TASK INSTRUCTIONS: Write out the entire listing below exactly, with the pictures left out.
____
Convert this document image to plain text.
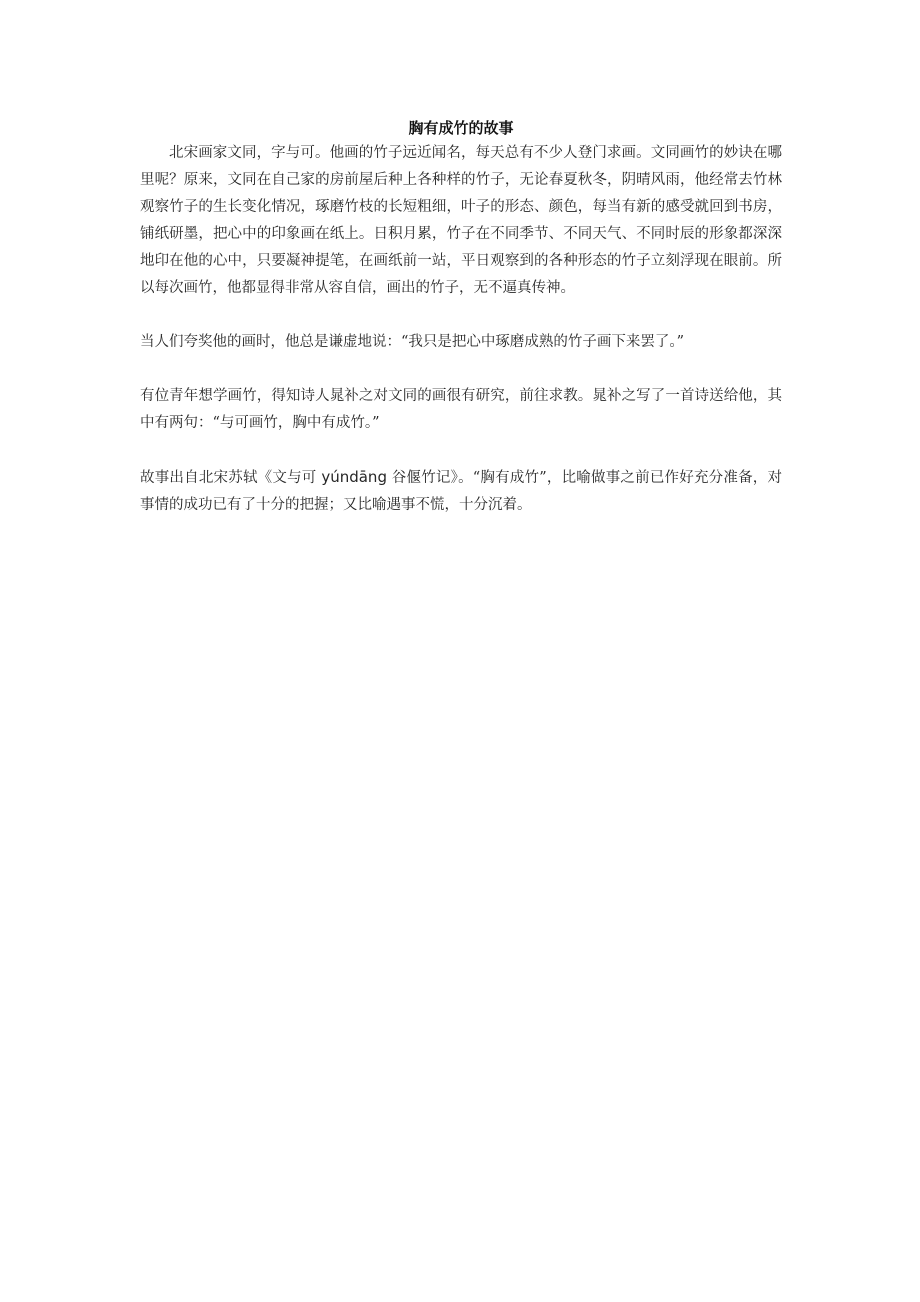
胸有成竹的故事

北宋画家文同，字与可。他画的竹子远近闻名，每天总有不少人登门求画。文同画竹的妙诀在哪里呢？原来，文同在自己家的房前屋后种上各种样的竹子，无论春夏秋冬，阴晴风雨，他经常去竹林观察竹子的生长变化情况，琢磨竹枝的长短粗细，叶子的形态、颜色，每当有新的感受就回到书房，铺纸研墨，把心中的印象画在纸上。日积月累，竹子在不同季节、不同天气、不同时辰的形象都深深地印在他的心中，只要凝神提笔，在画纸前一站，平日观察到的各种形态的竹子立刻浮现在眼前。所以每次画竹，他都显得非常从容自信，画出的竹子，无不逼真传神。

当人们夸奖他的画时，他总是谦虚地说：“我只是把心中琢磨成熟的竹子画下来罢了。”

有位青年想学画竹，得知诗人晁补之对文同的画很有研究，前往求教。晁补之写了一首诗送给他，其中有两句：“与可画竹，胸中有成竹。”

故事出自北宋苏轼《文与可 yúndāng 谷偃竹记》。“胸有成竹”，比喻做事之前已作好充分准备，对事情的成功已有了十分的把握；又比喻遇事不慌，十分沉着。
____
FULL OUTPUT:
Convert this document image to plain text.
胸有成竹的故事

北宋画家文同，字与可。他画的竹子远近闻名，每天总有不少人登门求画。文同画竹的妙诀在哪里呢？原来，文同在自己家的房前屋后种上各种样的竹子，无论春夏秋冬，阴晴风雨，他经常去竹林观察竹子的生长变化情况，琢磨竹枝的长短粗细，叶子的形态、颜色，每当有新的感受就回到书房，铺纸研墨，把心中的印象画在纸上。日积月累，竹子在不同季节、不同天气、不同时辰的形象都深深地印在他的心中，只要凝神提笔，在画纸前一站，平日观察到的各种形态的竹子立刻浮现在眼前。所以每次画竹，他都显得非常从容自信，画出的竹子，无不逼真传神。

当人们夸奖他的画时，他总是谦虚地说：“我只是把心中琢磨成熟的竹子画下来罢了。”

有位青年想学画竹，得知诗人晁补之对文同的画很有研究，前往求教。晁补之写了一首诗送给他，其中有两句：“与可画竹，胸中有成竹。”

故事出自北宋苏轼《文与可 yúndāng 谷偃竹记》。“胸有成竹”，比喻做事之前已作好充分准备，对事情的成功已有了十分的把握；又比喻遇事不慌，十分沉着。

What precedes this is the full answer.